▶ [Requirements]: Show all lines of the listing that hold the word "swoje".

▶ [Materials provided]:

----

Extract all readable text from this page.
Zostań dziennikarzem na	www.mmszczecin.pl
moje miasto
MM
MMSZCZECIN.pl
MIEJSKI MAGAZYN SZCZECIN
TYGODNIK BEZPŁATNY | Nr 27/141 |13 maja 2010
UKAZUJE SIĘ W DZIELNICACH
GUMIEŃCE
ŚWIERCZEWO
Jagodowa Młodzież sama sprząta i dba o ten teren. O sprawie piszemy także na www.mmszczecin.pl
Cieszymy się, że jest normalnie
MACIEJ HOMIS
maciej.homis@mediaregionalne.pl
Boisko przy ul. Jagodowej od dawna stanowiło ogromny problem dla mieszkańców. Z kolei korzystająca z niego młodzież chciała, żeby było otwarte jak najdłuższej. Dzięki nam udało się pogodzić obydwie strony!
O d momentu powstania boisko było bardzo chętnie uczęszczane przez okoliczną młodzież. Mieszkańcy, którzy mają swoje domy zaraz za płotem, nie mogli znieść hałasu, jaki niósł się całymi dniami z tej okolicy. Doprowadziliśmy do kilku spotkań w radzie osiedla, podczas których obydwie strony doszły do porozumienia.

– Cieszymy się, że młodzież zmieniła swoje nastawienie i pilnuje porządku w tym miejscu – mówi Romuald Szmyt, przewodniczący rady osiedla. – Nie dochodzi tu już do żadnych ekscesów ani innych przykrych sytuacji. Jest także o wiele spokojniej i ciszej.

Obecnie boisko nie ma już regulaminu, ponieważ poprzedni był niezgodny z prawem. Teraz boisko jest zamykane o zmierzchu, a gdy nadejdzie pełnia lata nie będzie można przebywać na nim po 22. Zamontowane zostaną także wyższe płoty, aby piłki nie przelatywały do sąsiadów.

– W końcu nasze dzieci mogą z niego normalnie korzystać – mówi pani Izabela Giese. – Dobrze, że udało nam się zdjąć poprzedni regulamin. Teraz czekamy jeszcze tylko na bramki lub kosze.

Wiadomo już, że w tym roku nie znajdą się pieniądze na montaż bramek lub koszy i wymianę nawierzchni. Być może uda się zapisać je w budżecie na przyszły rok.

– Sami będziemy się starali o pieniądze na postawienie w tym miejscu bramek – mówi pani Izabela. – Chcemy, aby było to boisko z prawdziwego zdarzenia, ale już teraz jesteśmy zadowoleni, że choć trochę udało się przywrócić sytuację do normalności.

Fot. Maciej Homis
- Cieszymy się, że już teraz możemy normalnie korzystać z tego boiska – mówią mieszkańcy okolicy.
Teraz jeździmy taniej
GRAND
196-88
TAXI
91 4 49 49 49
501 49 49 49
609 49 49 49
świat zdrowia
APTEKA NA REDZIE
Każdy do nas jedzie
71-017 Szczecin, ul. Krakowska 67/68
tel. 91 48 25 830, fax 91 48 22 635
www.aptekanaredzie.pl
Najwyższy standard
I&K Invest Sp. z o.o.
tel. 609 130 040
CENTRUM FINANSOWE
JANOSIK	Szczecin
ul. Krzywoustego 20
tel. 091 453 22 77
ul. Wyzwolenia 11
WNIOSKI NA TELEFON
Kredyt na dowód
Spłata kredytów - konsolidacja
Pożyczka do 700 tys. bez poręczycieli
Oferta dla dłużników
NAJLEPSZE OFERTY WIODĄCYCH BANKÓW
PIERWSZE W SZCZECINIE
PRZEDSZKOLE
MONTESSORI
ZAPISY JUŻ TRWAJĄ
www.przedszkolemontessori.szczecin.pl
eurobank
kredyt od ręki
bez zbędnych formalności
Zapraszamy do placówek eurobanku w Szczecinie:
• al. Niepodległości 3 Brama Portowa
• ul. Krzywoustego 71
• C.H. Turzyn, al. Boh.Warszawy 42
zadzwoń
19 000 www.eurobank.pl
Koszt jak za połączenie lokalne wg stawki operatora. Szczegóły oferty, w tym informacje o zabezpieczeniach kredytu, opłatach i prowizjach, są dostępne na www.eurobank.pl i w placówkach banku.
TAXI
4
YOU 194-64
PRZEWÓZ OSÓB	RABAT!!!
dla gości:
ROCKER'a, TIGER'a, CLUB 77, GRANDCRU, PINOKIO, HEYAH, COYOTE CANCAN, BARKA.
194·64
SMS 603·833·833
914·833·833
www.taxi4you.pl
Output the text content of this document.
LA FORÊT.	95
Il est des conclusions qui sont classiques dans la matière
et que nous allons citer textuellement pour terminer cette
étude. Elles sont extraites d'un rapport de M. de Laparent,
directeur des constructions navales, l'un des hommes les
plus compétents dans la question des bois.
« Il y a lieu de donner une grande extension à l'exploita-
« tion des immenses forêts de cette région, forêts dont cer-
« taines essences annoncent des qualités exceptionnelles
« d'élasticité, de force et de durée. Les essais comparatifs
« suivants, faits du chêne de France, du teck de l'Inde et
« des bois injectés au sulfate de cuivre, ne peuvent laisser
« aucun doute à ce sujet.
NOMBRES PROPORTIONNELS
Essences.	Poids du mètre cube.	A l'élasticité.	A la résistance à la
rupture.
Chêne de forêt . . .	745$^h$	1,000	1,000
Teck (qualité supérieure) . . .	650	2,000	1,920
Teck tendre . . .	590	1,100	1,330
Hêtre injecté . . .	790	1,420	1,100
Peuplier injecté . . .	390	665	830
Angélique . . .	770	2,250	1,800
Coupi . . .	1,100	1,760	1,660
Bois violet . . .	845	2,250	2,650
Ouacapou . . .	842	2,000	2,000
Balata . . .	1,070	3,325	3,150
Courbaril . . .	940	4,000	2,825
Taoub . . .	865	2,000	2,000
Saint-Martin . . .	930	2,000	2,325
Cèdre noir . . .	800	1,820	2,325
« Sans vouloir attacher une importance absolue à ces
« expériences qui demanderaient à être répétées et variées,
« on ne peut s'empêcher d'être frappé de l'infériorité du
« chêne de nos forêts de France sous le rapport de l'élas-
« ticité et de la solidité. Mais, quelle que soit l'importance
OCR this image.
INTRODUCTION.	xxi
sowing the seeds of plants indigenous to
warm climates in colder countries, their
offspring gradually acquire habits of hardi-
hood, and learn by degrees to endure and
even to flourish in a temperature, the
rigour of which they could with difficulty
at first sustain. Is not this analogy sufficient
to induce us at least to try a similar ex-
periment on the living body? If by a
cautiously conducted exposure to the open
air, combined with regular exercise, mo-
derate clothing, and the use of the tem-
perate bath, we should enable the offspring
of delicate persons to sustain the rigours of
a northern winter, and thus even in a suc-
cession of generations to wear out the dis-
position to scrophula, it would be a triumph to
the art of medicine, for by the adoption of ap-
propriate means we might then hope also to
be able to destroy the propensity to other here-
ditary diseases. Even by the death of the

----

▶ [The completed task]:
O d momentu powstania boisko było bardzo chętnie uczęszczane przez okoliczną młodzież. Mieszkańcy, którzy mają swoje domy zaraz za płotem, nie mogli znieść hałasu, jaki niósł się całymi dniami z tej okolicy. Doprowadziliśmy do kilku spotkań w radzie osiedla, podczas których obydwie strony doszły do porozumienia.
– Cieszymy się, że młodzież zmieniła swoje nastawienie i pilnuje porządku w tym miejscu – mówi Romuald Szmyt, przewodniczący rady osiedla. – Nie dochodzi tu już do żadnych ekscesów ani innych przykrych sytuacji. Jest także o wiele spokojniej i ciszej.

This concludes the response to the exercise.